• Task details
Retype the records below exactly as they appear, but leave out any pictures.

• Dataset records
-- Begin --

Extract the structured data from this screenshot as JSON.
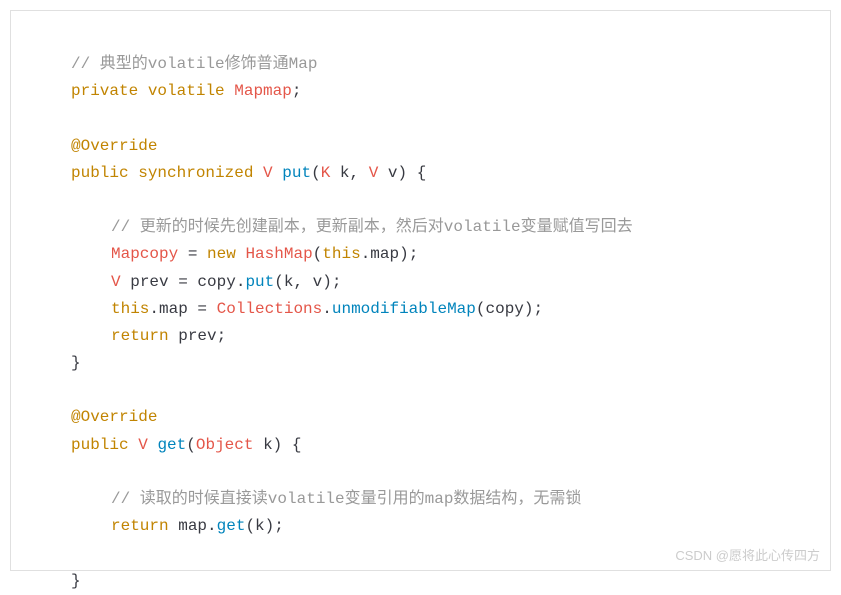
{
  "code": {
    "line1_comment": "// 典型的volatile修饰普通Map",
    "line2_private": "private",
    "line2_volatile": "volatile",
    "line2_mapmap": "Mapmap",
    "line2_semi": ";",
    "line4_override": "@Override",
    "line5_public": "public",
    "line5_synchronized": "synchronized",
    "line5_v": "V",
    "line5_put": "put",
    "line5_paren_open": "(",
    "line5_k_type": "K",
    "line5_k_var": " k, ",
    "line5_v_type": "V",
    "line5_v_var": " v",
    "line5_paren_close": ")",
    "line5_brace": " {",
    "line7_comment": "// 更新的时候先创建副本，更新副本，然后对volatile变量赋值写回去",
    "line8_mapcopy": "Mapcopy",
    "line8_eq": " = ",
    "line8_new": "new",
    "line8_hashmap": "HashMap",
    "line8_paren_open": "(",
    "line8_this": "this",
    "line8_map": ".map",
    "line8_paren_close": ");",
    "line9_v": "V",
    "line9_prev": " prev = copy.",
    "line9_put": "put",
    "line9_args": "(k, v);",
    "line10_this": "this",
    "line10_map": ".map = ",
    "line10_collections": "Collections",
    "line10_dot": ".",
    "line10_unmod": "unmodifiableMap",
    "line10_args": "(copy);",
    "line11_return": "return",
    "line11_prev": " prev;",
    "line12_brace": "}",
    "line14_override": "@Override",
    "line15_public": "public",
    "line15_v": "V",
    "line15_get": "get",
    "line15_paren_open": "(",
    "line15_object": "Object",
    "line15_k": " k",
    "line15_paren_close": ")",
    "line15_brace": " {",
    "line17_comment": "// 读取的时候直接读volatile变量引用的map数据结构，无需锁",
    "line18_return": "return",
    "line18_map": " map.",
    "line18_get": "get",
    "line18_args": "(k);",
    "line19_brace": "}"
  },
  "watermark": "CSDN @愿将此心传四方"
}
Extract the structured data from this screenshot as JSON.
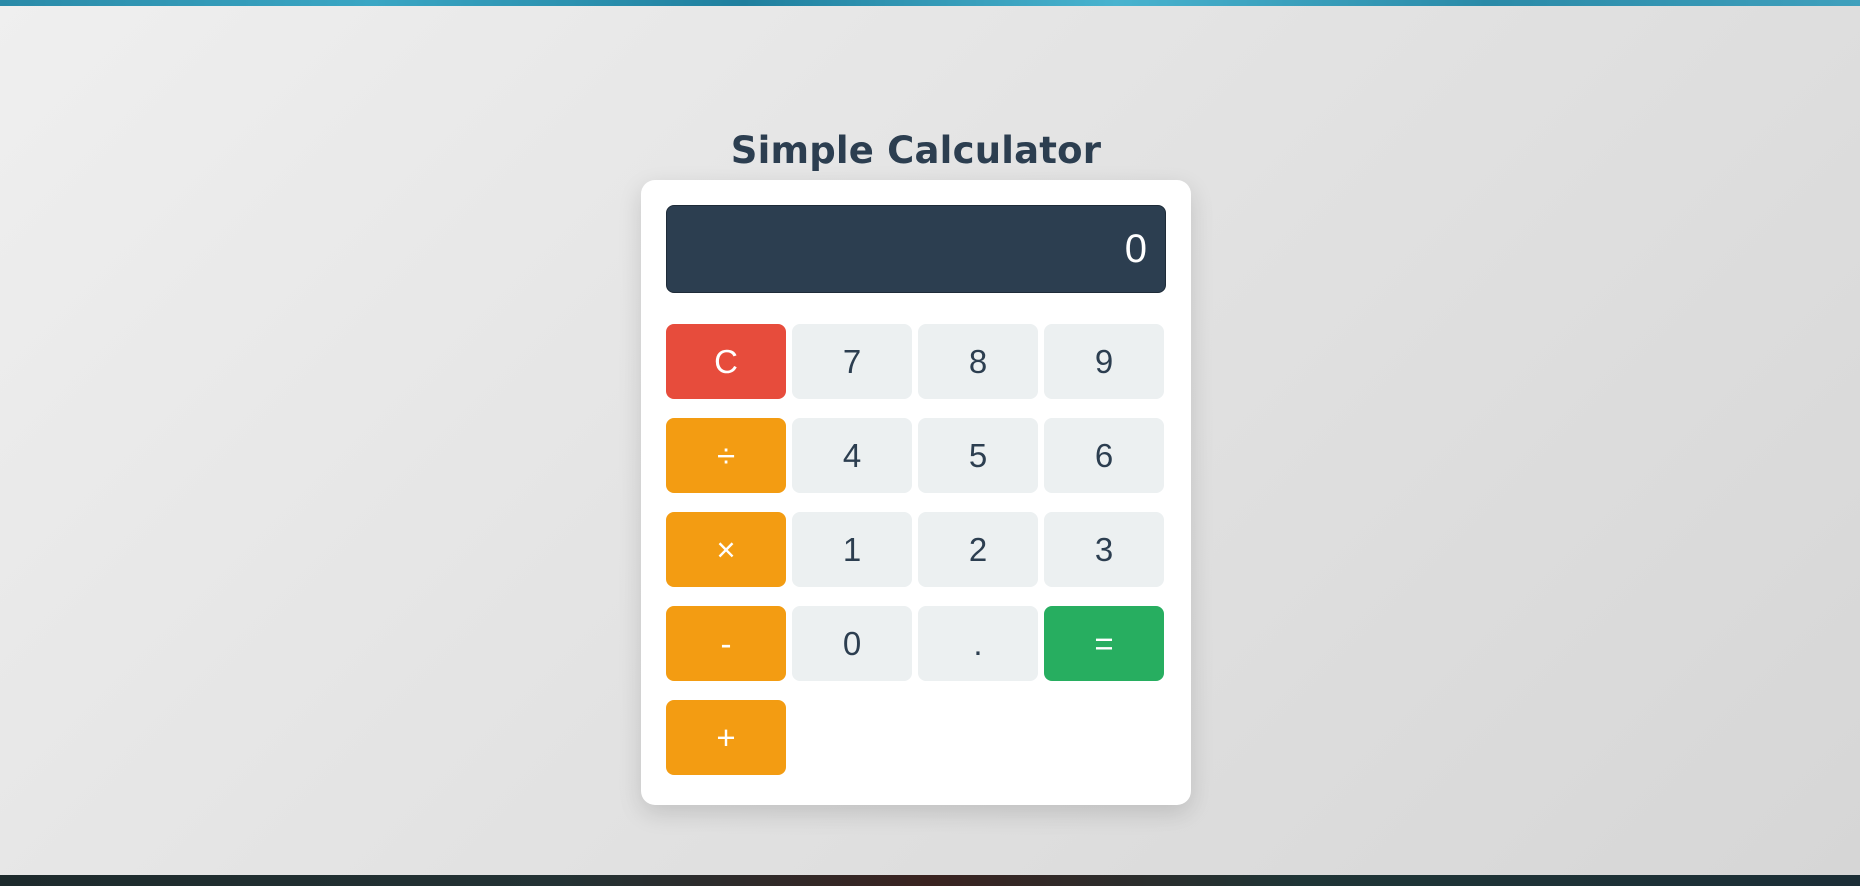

-- End --

• Response for this exercise
Extract the structured data from this screenshot as JSON.
{
  "code": {
    "line1_comment": "// 典型的volatile修饰普通Map",
    "line2_private": "private",
    "line2_volatile": "volatile",
    "line2_mapmap": "Mapmap",
    "line2_semi": ";",
    "line4_override": "@Override",
    "line5_public": "public",
    "line5_synchronized": "synchronized",
    "line5_v": "V",
    "line5_put": "put",
    "line5_paren_open": "(",
    "line5_k_type": "K",
    "line5_k_var": " k, ",
    "line5_v_type": "V",
    "line5_v_var": " v",
    "line5_paren_close": ")",
    "line5_brace": " {",
    "line7_comment": "// 更新的时候先创建副本，更新副本，然后对volatile变量赋值写回去",
    "line8_mapcopy": "Mapcopy",
    "line8_eq": " = ",
    "line8_new": "new",
    "line8_hashmap": "HashMap",
    "line8_paren_open": "(",
    "line8_this": "this",
    "line8_map": ".map",
    "line8_paren_close": ");",
    "line9_v": "V",
    "line9_prev": " prev = copy.",
    "line9_put": "put",
    "line9_args": "(k, v);",
    "line10_this": "this",
    "line10_map": ".map = ",
    "line10_collections": "Collections",
    "line10_dot": ".",
    "line10_unmod": "unmodifiableMap",
    "line10_args": "(copy);",
    "line11_return": "return",
    "line11_prev": " prev;",
    "line12_brace": "}",
    "line14_override": "@Override",
    "line15_public": "public",
    "line15_v": "V",
    "line15_get": "get",
    "line15_paren_open": "(",
    "line15_object": "Object",
    "line15_k": " k",
    "line15_paren_close": ")",
    "line15_brace": " {",
    "line17_comment": "// 读取的时候直接读volatile变量引用的map数据结构，无需锁",
    "line18_return": "return",
    "line18_map": " map.",
    "line18_get": "get",
    "line18_args": "(k);",
    "line19_brace": "}"
  },
  "watermark": "CSDN @愿将此心传四方"
}
Extract the structured data from this screenshot as JSON.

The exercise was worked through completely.